====== EXERCISE MATERIALS ======
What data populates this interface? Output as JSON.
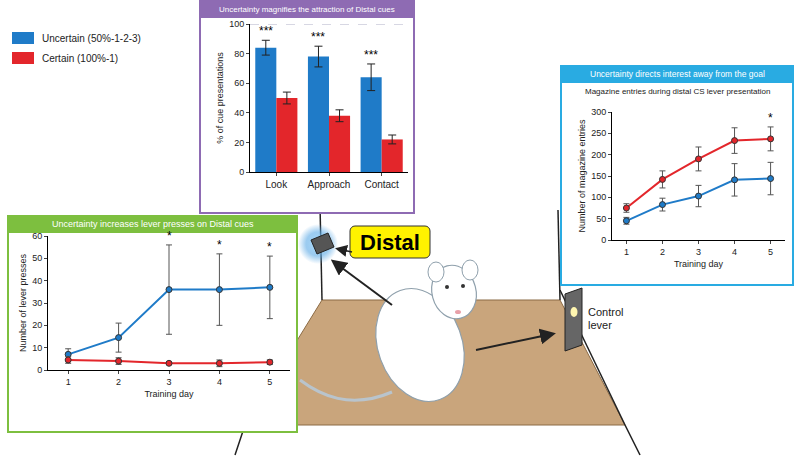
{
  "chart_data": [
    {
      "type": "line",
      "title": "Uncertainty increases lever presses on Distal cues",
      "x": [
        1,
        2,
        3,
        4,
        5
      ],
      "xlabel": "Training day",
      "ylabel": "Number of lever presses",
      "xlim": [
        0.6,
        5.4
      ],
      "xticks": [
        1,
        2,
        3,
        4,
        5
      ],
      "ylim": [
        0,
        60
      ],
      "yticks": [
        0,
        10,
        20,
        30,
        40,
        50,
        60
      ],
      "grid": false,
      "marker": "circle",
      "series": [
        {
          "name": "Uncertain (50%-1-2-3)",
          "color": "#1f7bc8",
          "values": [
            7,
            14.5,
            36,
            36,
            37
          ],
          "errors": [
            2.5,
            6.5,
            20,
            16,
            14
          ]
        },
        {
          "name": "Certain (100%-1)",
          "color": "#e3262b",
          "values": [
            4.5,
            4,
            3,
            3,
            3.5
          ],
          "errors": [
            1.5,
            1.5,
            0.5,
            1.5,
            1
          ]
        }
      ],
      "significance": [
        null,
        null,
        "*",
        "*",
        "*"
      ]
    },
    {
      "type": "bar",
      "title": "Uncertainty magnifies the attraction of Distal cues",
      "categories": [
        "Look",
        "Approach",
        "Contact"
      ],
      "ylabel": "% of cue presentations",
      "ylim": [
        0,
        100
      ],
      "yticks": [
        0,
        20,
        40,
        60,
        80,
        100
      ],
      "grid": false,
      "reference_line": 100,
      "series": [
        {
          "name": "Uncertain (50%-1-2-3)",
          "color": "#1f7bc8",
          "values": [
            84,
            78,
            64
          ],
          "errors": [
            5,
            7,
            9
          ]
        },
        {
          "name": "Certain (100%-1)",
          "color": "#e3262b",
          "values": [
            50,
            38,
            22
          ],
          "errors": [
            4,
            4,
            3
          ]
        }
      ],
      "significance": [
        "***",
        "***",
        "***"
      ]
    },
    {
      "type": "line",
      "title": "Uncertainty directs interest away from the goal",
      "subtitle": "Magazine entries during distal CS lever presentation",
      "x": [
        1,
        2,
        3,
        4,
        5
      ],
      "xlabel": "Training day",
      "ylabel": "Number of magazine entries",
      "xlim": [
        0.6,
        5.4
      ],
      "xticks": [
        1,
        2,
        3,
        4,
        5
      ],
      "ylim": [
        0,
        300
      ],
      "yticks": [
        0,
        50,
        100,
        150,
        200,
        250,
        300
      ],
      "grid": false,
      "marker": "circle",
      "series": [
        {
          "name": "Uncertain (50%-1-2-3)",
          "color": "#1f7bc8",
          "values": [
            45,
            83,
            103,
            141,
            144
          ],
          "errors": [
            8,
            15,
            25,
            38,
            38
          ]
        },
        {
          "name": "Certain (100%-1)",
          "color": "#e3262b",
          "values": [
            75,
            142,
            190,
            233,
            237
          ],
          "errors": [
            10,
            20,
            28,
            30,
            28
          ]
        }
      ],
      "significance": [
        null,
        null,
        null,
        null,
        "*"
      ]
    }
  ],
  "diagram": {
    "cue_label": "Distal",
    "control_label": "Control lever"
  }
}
======
▸ SHORT EXERCISE: Quote every entry exactly, with the pictures omitted.

▸ COMPLETE OUTPUT:
What data populates this interface? Output as JSON.
{
  "chart_data": [
    {
      "type": "line",
      "title": "Uncertainty increases lever presses on Distal cues",
      "x": [
        1,
        2,
        3,
        4,
        5
      ],
      "xlabel": "Training day",
      "ylabel": "Number of lever presses",
      "xlim": [
        0.6,
        5.4
      ],
      "xticks": [
        1,
        2,
        3,
        4,
        5
      ],
      "ylim": [
        0,
        60
      ],
      "yticks": [
        0,
        10,
        20,
        30,
        40,
        50,
        60
      ],
      "grid": false,
      "marker": "circle",
      "series": [
        {
          "name": "Uncertain (50%-1-2-3)",
          "color": "#1f7bc8",
          "values": [
            7,
            14.5,
            36,
            36,
            37
          ],
          "errors": [
            2.5,
            6.5,
            20,
            16,
            14
          ]
        },
        {
          "name": "Certain (100%-1)",
          "color": "#e3262b",
          "values": [
            4.5,
            4,
            3,
            3,
            3.5
          ],
          "errors": [
            1.5,
            1.5,
            0.5,
            1.5,
            1
          ]
        }
      ],
      "significance": [
        null,
        null,
        "*",
        "*",
        "*"
      ]
    },
    {
      "type": "bar",
      "title": "Uncertainty magnifies the attraction of Distal cues",
      "categories": [
        "Look",
        "Approach",
        "Contact"
      ],
      "ylabel": "% of cue presentations",
      "ylim": [
        0,
        100
      ],
      "yticks": [
        0,
        20,
        40,
        60,
        80,
        100
      ],
      "grid": false,
      "reference_line": 100,
      "series": [
        {
          "name": "Uncertain (50%-1-2-3)",
          "color": "#1f7bc8",
          "values": [
            84,
            78,
            64
          ],
          "errors": [
            5,
            7,
            9
          ]
        },
        {
          "name": "Certain (100%-1)",
          "color": "#e3262b",
          "values": [
            50,
            38,
            22
          ],
          "errors": [
            4,
            4,
            3
          ]
        }
      ],
      "significance": [
        "***",
        "***",
        "***"
      ]
    },
    {
      "type": "line",
      "title": "Uncertainty directs interest away from the goal",
      "subtitle": "Magazine entries during distal CS lever presentation",
      "x": [
        1,
        2,
        3,
        4,
        5
      ],
      "xlabel": "Training day",
      "ylabel": "Number of magazine entries",
      "xlim": [
        0.6,
        5.4
      ],
      "xticks": [
        1,
        2,
        3,
        4,
        5
      ],
      "ylim": [
        0,
        300
      ],
      "yticks": [
        0,
        50,
        100,
        150,
        200,
        250,
        300
      ],
      "grid": false,
      "marker": "circle",
      "series": [
        {
          "name": "Uncertain (50%-1-2-3)",
          "color": "#1f7bc8",
          "values": [
            45,
            83,
            103,
            141,
            144
          ],
          "errors": [
            8,
            15,
            25,
            38,
            38
          ]
        },
        {
          "name": "Certain (100%-1)",
          "color": "#e3262b",
          "values": [
            75,
            142,
            190,
            233,
            237
          ],
          "errors": [
            10,
            20,
            28,
            30,
            28
          ]
        }
      ],
      "significance": [
        null,
        null,
        null,
        null,
        "*"
      ]
    }
  ],
  "diagram": {
    "cue_label": "Distal",
    "control_label": "Control lever"
  }
}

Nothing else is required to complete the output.